── Excerpted data ──

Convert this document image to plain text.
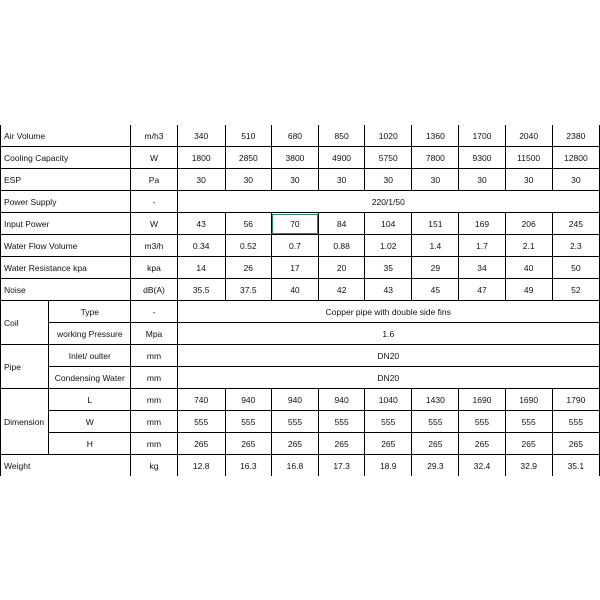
Air Volume		m/h3	340	510	680	850	1020	1360	1700	2040	2380
Cooling Capacity		W	1800	2850	3800	4900	5750	7800	9300	11500	12800
ESP		Pa	30	30	30	30	30	30	30	30	30
Power Supply		-	220/1/50								
Input Power		W	43	56	70	84	104	151	169	206	245
Water Flow Volume		m3/h	0.34	0.52	0.7	0.88	1.02	1.4	1.7	2.1	2.3
Water Resistance kpa		kpa	14	26	17	20	35	29	34	40	50
Noise		dB(A)	35.5	37.5	40	42	43	45	47	49	52
Coil	Type	-	Copper pipe with double side fins								
	working Pressure	Mpa	1.6								
Pipe	Inlet/ oulter	mm	DN20								
	Condensing Water	mm	DN20								
Dimension	L	mm	740	940	940	940	1040	1430	1690	1690	1790
	W	mm	555	555	555	555	555	555	555	555	555
	H	mm	265	265	265	265	265	265	265	265	265
Weight		kg	12.8	16.3	16.8	17.3	18.9	29.3	32.4	32.9	35.1
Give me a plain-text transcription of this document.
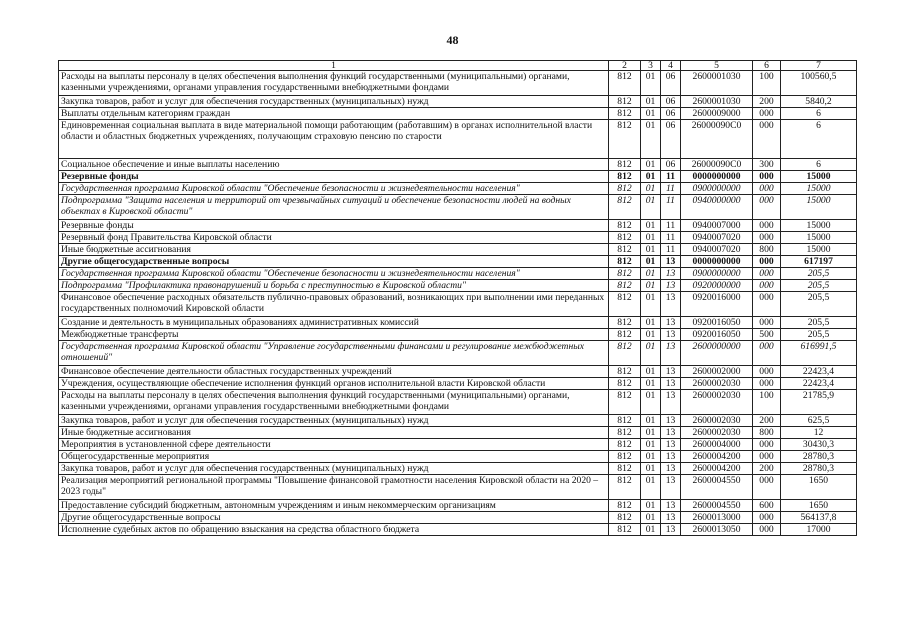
48
1	2	3	4	5	6	7
Расходы на выплаты персоналу в целях обеспечения выполнения функций государственными (муниципальными) органами, казенными учреждениями, органами управления государственными внебюджетными фондами	812	01	06	2600001030	100	100560,5
Закупка товаров, работ и услуг для обеспечения государственных (муниципальных) нужд	812	01	06	2600001030	200	5840,2
Выплаты отдельным категориям граждан	812	01	06	2600009000	000	6
Единовременная социальная выплата в виде материальной помощи работающим (работавшим) в органах исполнительной власти области и областных бюджетных учреждениях, получающим страховую пенсию по старости	812	01	06	26000090C0	000	6
Социальное обеспечение и иные выплаты населению	812	01	06	26000090C0	300	6
Резервные фонды	812	01	11	0000000000	000	15000
Государственная программа Кировской области "Обеспечение безопасности и жизнедеятельности населения"	812	01	11	0900000000	000	15000
Подпрограмма "Защита населения и территорий от чрезвычайных ситуаций и обеспечение безопасности людей на водных объектах в Кировской области"	812	01	11	0940000000	000	15000
Резервные фонды	812	01	11	0940007000	000	15000
Резервный фонд Правительства Кировской области	812	01	11	0940007020	000	15000
Иные бюджетные ассигнования	812	01	11	0940007020	800	15000
Другие общегосударственные вопросы	812	01	13	0000000000	000	617197
Государственная программа Кировской области "Обеспечение безопасности и жизнедеятельности населения"	812	01	13	0900000000	000	205,5
Подпрограмма "Профилактика правонарушений и борьба с преступностью в Кировской области"	812	01	13	0920000000	000	205,5
Финансовое обеспечение расходных обязательств публично-правовых образований, возникающих при выполнении ими переданных государственных полномочий Кировской области	812	01	13	0920016000	000	205,5
Создание и деятельность в муниципальных образованиях административных комиссий	812	01	13	0920016050	000	205,5
Межбюджетные трансферты	812	01	13	0920016050	500	205,5
Государственная программа Кировской области "Управление государственными финансами и регулирование межбюджетных отношений"	812	01	13	2600000000	000	616991,5
Финансовое обеспечение деятельности областных государственных учреждений	812	01	13	2600002000	000	22423,4
Учреждения, осуществляющие обеспечение исполнения функций органов исполнительной власти Кировской области	812	01	13	2600002030	000	22423,4
Расходы на выплаты персоналу в целях обеспечения выполнения функций государственными (муниципальными) органами, казенными учреждениями, органами управления государственными внебюджетными фондами	812	01	13	2600002030	100	21785,9
Закупка товаров, работ и услуг для обеспечения государственных (муниципальных) нужд	812	01	13	2600002030	200	625,5
Иные бюджетные ассигнования	812	01	13	2600002030	800	12
Мероприятия в установленной сфере деятельности	812	01	13	2600004000	000	30430,3
Общегосударственные мероприятия	812	01	13	2600004200	000	28780,3
Закупка товаров, работ и услуг для обеспечения государственных (муниципальных) нужд	812	01	13	2600004200	200	28780,3
Реализация мероприятий региональной программы "Повышение финансовой грамотности населения Кировской области на 2020 – 2023 годы"	812	01	13	2600004550	000	1650
Предоставление субсидий бюджетным, автономным учреждениям и иным некоммерческим организациям	812	01	13	2600004550	600	1650
Другие общегосударственные вопросы	812	01	13	2600013000	000	564137,8
Исполнение судебных актов по обращению взыскания на средства областного бюджета	812	01	13	2600013050	000	17000
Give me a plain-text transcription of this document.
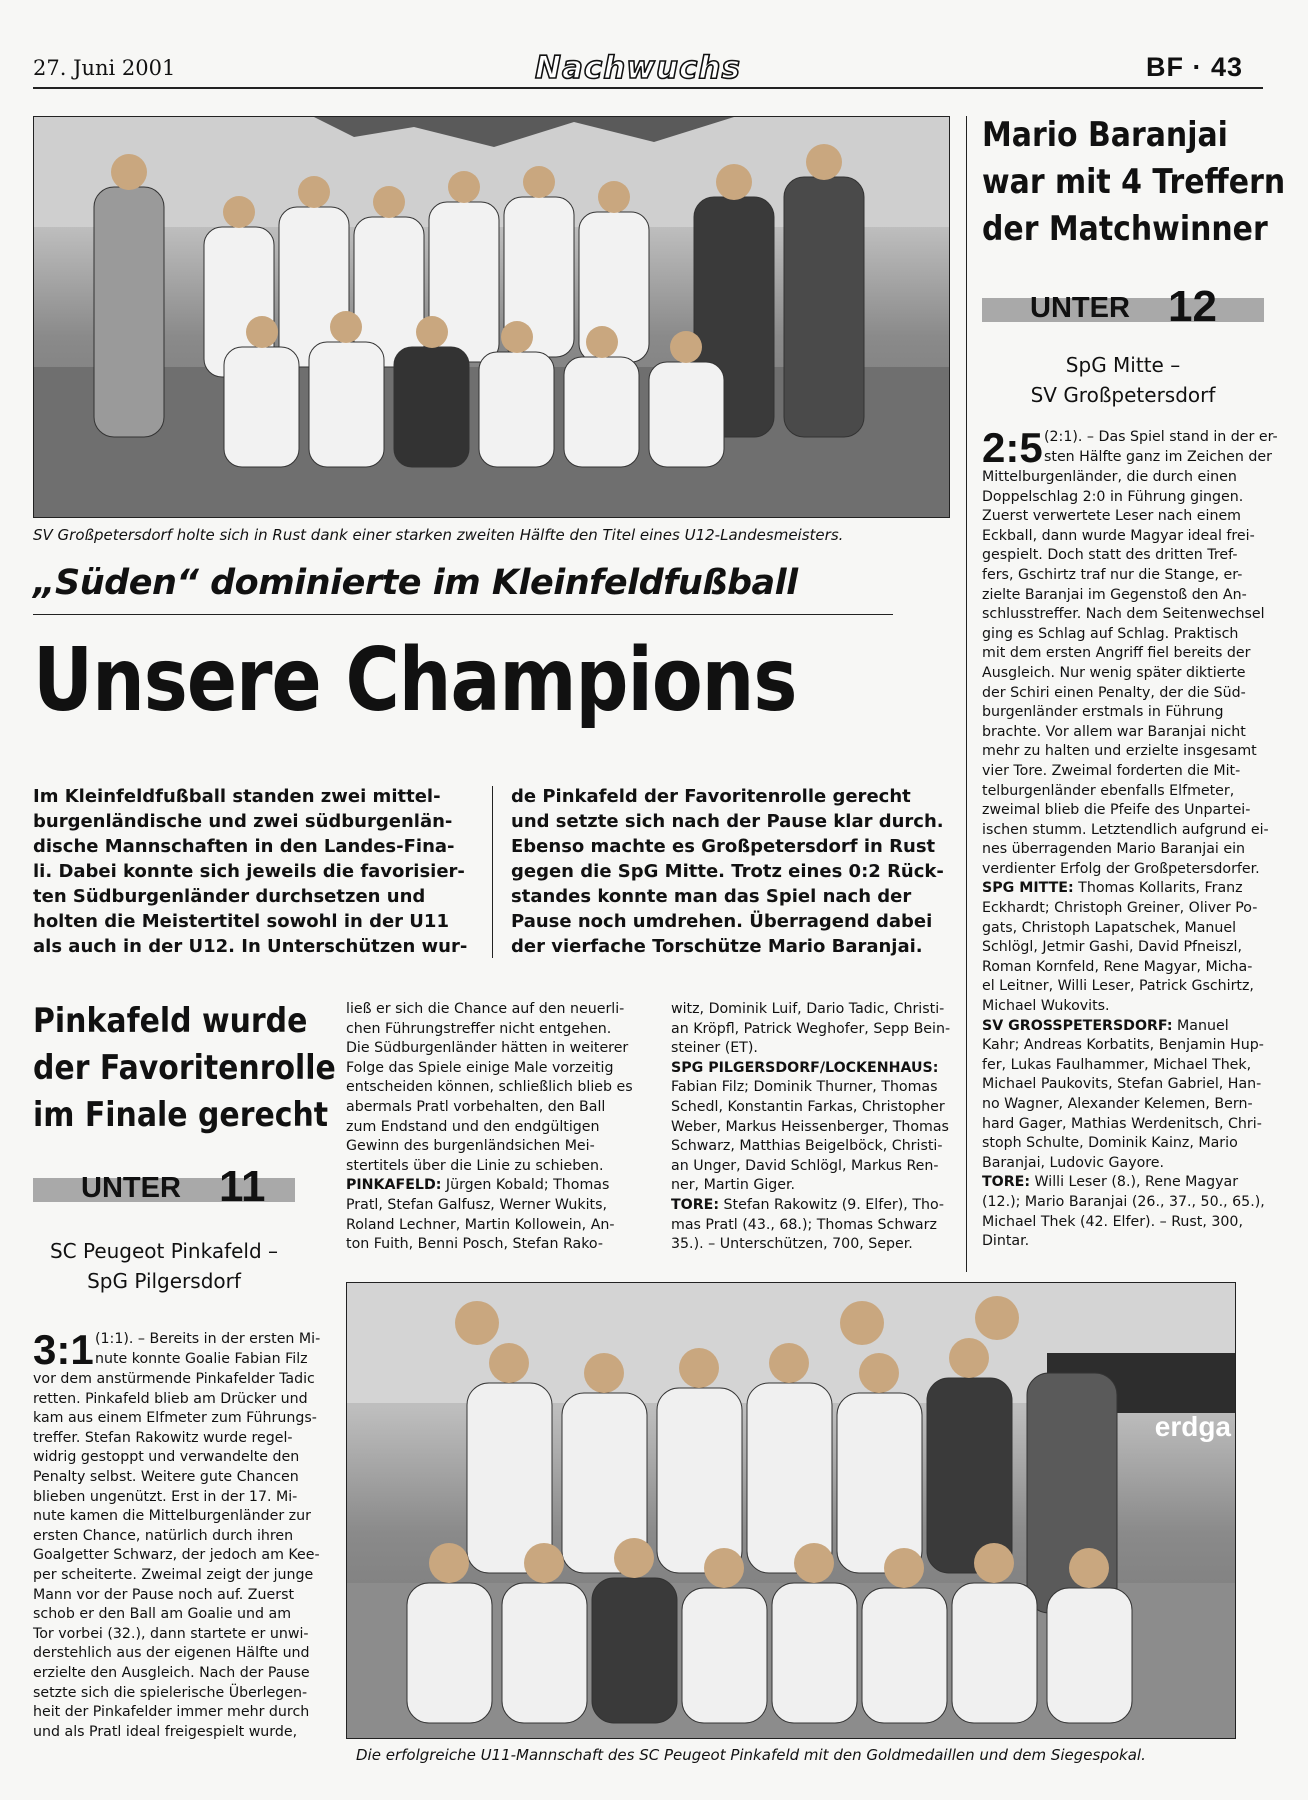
27. Juni 2001	Nachwuchs	BF · 43
SV Großpetersdorf holte sich in Rust dank einer starken zweiten Hälfte den Titel eines U12-Landesmeisters.
„Süden“ dominierte im Kleinfeldfußball
Unsere Champions
Im Kleinfeldfußball standen zwei mittel-
burgenländische und zwei südburgenlän-
dische Mannschaften in den Landes-Fina-
li. Dabei konnte sich jeweils die favorisier-
ten Südburgenländer durchsetzen und
holten die Meistertitel sowohl in der U11
als auch in der U12. In Unterschützen wur-
de Pinkafeld der Favoritenrolle gerecht
und setzte sich nach der Pause klar durch.
Ebenso machte es Großpetersdorf in Rust
gegen die SpG Mitte. Trotz eines 0:2 Rück-
standes konnte man das Spiel nach der
Pause noch umdrehen. Überragend dabei
der vierfache Torschütze Mario Baranjai.
Pinkafeld wurde
der Favoritenrolle
im Finale gerecht
UNTER 11
SC Peugeot Pinkafeld –
SpG Pilgersdorf
3:1 (1:1). – Bereits in der ersten Mi-
nute konnte Goalie Fabian Filz
vor dem anstürmende Pinkafelder Tadic
retten. Pinkafeld blieb am Drücker und
kam aus einem Elfmeter zum Führungs-
treffer. Stefan Rakowitz wurde regel-
widrig gestoppt und verwandelte den
Penalty selbst. Weitere gute Chancen
blieben ungenützt. Erst in der 17. Mi-
nute kamen die Mittelburgenländer zur
ersten Chance, natürlich durch ihren
Goalgetter Schwarz, der jedoch am Kee-
per scheiterte. Zweimal zeigt der junge
Mann vor der Pause noch auf. Zuerst
schob er den Ball am Goalie und am
Tor vorbei (32.), dann startete er unwi-
derstehlich aus der eigenen Hälfte und
erzielte den Ausgleich. Nach der Pause
setzte sich die spielerische Überlegen-
heit der Pinkafelder immer mehr durch
und als Pratl ideal freigespielt wurde,
ließ er sich die Chance auf den neuerli-
chen Führungstreffer nicht entgehen.
Die Südburgenländer hätten in weiterer
Folge das Spiele einige Male vorzeitig
entscheiden können, schließlich blieb es
abermals Pratl vorbehalten, den Ball
zum Endstand und den endgültigen
Gewinn des burgenländsichen Mei-
stertitels über die Linie zu schieben.
PINKAFELD: Jürgen Kobald; Thomas
Pratl, Stefan Galfusz, Werner Wukits,
Roland Lechner, Martin Kollowein, An-
ton Fuith, Benni Posch, Stefan Rako-
witz, Dominik Luif, Dario Tadic, Christi-
an Kröpfl, Patrick Weghofer, Sepp Bein-
steiner (ET).
SPG PILGERSDORF/LOCKENHAUS:
Fabian Filz; Dominik Thurner, Thomas
Schedl, Konstantin Farkas, Christopher
Weber, Markus Heissenberger, Thomas
Schwarz, Matthias Beigelböck, Christi-
an Unger, David Schlögl, Markus Ren-
ner, Martin Giger.
TORE: Stefan Rakowitz (9. Elfer), Tho-
mas Pratl (43., 68.); Thomas Schwarz
35.). – Unterschützen, 700, Seper.
Mario Baranjai
war mit 4 Treffern
der Matchwinner
UNTER 12
SpG Mitte –
SV Großpetersdorf
2:5 (2:1). – Das Spiel stand in der er-
sten Hälfte ganz im Zeichen der
Mittelburgenländer, die durch einen
Doppelschlag 2:0 in Führung gingen.
Zuerst verwertete Leser nach einem
Eckball, dann wurde Magyar ideal frei-
gespielt. Doch statt des dritten Tref-
fers, Gschirtz traf nur die Stange, er-
zielte Baranjai im Gegenstoß den An-
schlusstreffer. Nach dem Seitenwechsel
ging es Schlag auf Schlag. Praktisch
mit dem ersten Angriff fiel bereits der
Ausgleich. Nur wenig später diktierte
der Schiri einen Penalty, der die Süd-
burgenländer erstmals in Führung
brachte. Vor allem war Baranjai nicht
mehr zu halten und erzielte insgesamt
vier Tore. Zweimal forderten die Mit-
telburgenländer ebenfalls Elfmeter,
zweimal blieb die Pfeife des Unpartei-
ischen stumm. Letztendlich aufgrund ei-
nes überragenden Mario Baranjai ein
verdienter Erfolg der Großpetersdorfer.
SPG MITTE: Thomas Kollarits, Franz
Eckhardt; Christoph Greiner, Oliver Po-
gats, Christoph Lapatschek, Manuel
Schlögl, Jetmir Gashi, David Pfneiszl,
Roman Kornfeld, Rene Magyar, Micha-
el Leitner, Willi Leser, Patrick Gschirtz,
Michael Wukovits.
SV GROSSPETERSDORF: Manuel
Kahr; Andreas Korbatits, Benjamin Hup-
fer, Lukas Faulhammer, Michael Thek,
Michael Paukovits, Stefan Gabriel, Han-
no Wagner, Alexander Kelemen, Bern-
hard Gager, Mathias Werdenitsch, Chri-
stoph Schulte, Dominik Kainz, Mario
Baranjai, Ludovic Gayore.
TORE: Willi Leser (8.), Rene Magyar
(12.); Mario Baranjai (26., 37., 50., 65.),
Michael Thek (42. Elfer). – Rust, 300,
Dintar.
erdga
Die erfolgreiche U11-Mannschaft des SC Peugeot Pinkafeld mit den Goldmedaillen und dem Siegespokal.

───

Required task:
Pull out every line of the entries that includes the word "ersten".

Written solution:
3:1 (1:1). – Bereits in der ersten Mi-
ersten Chance, natürlich durch ihren
mit dem ersten Angriff fiel bereits der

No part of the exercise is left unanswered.